§ **Aim of the exercise**
From the listing, collect all lines containing the word "April".

§ **Data extract**
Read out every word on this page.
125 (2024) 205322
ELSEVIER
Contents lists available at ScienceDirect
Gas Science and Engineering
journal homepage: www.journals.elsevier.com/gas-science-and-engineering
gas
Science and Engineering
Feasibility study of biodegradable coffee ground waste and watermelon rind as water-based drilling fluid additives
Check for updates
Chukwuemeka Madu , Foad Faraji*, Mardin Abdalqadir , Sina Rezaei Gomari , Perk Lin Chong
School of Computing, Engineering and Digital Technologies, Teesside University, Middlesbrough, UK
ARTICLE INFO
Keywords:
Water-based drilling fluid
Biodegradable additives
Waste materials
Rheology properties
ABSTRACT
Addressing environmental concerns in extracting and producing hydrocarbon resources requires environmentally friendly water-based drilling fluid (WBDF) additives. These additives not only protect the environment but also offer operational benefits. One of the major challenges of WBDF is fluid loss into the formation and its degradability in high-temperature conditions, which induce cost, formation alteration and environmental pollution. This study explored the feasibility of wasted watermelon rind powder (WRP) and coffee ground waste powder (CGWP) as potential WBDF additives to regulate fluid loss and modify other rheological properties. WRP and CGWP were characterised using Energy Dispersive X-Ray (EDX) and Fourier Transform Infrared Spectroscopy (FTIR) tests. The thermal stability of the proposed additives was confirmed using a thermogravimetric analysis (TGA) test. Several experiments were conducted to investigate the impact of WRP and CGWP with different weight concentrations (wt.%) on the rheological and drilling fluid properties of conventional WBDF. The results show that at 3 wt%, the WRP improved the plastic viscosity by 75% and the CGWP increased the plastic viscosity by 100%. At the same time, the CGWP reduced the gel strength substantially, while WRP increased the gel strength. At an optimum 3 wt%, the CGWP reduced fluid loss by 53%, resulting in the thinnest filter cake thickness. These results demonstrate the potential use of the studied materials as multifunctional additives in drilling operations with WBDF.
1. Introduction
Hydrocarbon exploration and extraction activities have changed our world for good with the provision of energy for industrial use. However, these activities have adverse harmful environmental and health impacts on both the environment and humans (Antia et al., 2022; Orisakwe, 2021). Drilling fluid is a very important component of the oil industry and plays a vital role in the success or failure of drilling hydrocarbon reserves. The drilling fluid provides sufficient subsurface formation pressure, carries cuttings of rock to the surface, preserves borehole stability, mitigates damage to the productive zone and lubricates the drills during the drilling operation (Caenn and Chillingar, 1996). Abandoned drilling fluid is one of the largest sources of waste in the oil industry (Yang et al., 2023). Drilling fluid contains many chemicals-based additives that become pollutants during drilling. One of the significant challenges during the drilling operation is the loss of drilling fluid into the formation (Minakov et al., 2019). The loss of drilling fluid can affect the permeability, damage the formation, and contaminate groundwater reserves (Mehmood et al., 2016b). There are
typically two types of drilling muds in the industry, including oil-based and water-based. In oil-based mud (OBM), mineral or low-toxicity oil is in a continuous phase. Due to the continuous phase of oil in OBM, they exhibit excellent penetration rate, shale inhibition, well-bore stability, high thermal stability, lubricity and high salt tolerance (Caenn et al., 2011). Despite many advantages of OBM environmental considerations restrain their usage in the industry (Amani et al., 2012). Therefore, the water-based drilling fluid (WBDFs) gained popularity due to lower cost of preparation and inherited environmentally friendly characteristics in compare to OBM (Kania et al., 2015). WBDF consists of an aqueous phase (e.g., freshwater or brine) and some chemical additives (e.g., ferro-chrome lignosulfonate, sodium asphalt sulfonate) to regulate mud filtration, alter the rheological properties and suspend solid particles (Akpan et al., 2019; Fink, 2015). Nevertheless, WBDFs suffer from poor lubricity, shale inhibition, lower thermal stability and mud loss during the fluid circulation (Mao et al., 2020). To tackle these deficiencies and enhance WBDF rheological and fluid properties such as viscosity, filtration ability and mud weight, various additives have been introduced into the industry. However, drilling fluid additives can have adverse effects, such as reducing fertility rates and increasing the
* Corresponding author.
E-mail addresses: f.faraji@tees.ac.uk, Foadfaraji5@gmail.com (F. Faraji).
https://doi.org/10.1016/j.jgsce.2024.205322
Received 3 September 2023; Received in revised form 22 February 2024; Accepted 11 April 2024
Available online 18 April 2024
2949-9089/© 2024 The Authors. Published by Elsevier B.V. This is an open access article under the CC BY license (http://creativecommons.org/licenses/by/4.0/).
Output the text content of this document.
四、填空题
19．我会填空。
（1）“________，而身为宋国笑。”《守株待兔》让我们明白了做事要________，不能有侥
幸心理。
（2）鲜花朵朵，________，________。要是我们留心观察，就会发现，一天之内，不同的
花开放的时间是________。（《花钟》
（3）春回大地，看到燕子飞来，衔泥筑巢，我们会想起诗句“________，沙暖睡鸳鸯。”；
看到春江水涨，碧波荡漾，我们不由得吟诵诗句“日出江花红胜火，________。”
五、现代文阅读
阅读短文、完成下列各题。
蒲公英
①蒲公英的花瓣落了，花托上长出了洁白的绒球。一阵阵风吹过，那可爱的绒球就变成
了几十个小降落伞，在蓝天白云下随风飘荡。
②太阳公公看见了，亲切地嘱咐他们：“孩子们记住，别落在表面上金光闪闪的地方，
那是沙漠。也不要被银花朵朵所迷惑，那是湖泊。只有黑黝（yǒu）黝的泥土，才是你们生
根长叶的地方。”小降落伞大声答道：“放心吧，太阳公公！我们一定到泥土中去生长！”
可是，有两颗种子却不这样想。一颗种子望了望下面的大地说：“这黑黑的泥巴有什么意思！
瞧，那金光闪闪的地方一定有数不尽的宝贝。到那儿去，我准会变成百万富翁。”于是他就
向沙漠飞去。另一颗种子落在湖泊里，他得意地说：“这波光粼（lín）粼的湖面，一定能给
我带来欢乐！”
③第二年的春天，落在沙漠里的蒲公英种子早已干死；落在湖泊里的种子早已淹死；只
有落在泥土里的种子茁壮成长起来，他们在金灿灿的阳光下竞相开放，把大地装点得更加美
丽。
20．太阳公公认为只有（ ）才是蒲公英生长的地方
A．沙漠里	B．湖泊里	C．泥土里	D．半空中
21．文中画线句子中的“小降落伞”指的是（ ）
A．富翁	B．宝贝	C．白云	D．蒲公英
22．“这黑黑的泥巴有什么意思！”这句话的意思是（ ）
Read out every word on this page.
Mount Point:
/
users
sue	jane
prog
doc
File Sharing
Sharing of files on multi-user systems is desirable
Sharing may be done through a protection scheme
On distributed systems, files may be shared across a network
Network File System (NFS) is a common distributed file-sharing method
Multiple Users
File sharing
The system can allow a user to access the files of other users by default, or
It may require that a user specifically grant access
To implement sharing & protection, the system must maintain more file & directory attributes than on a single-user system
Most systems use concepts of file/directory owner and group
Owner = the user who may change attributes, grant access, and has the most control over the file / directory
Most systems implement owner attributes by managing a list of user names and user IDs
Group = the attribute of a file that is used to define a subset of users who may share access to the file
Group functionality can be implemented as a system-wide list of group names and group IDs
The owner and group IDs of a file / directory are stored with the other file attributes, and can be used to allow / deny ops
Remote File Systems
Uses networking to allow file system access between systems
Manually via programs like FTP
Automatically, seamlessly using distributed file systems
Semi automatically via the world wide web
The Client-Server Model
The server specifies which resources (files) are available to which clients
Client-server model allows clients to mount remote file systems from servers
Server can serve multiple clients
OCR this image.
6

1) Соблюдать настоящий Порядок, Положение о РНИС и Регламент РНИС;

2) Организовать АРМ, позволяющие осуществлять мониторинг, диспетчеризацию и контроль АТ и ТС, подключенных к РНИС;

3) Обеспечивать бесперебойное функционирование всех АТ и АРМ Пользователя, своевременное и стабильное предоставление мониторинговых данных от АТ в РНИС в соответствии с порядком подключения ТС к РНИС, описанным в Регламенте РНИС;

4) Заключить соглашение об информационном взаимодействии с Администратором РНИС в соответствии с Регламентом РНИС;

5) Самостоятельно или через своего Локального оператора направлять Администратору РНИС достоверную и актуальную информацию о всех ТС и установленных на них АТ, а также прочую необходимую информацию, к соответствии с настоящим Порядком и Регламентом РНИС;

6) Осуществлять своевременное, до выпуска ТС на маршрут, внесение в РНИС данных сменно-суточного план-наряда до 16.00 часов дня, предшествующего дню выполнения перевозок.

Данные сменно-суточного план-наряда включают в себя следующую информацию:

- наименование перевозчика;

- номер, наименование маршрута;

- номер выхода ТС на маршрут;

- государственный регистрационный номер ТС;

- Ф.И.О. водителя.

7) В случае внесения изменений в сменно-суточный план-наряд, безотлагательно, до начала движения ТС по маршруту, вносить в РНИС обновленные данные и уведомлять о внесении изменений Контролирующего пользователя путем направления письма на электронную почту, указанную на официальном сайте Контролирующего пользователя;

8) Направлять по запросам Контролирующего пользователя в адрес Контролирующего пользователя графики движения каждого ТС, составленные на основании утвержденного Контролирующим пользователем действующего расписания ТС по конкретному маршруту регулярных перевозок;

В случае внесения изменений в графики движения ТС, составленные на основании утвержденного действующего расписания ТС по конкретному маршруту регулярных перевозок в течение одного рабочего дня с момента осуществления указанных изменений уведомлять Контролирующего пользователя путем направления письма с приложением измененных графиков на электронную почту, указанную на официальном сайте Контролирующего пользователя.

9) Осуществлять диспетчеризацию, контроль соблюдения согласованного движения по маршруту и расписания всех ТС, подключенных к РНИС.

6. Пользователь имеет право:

§ **Solution**
Received 3 September 2023; Received in revised form 22 February 2024; Accepted 11 April 2024
Available online 18 April 2024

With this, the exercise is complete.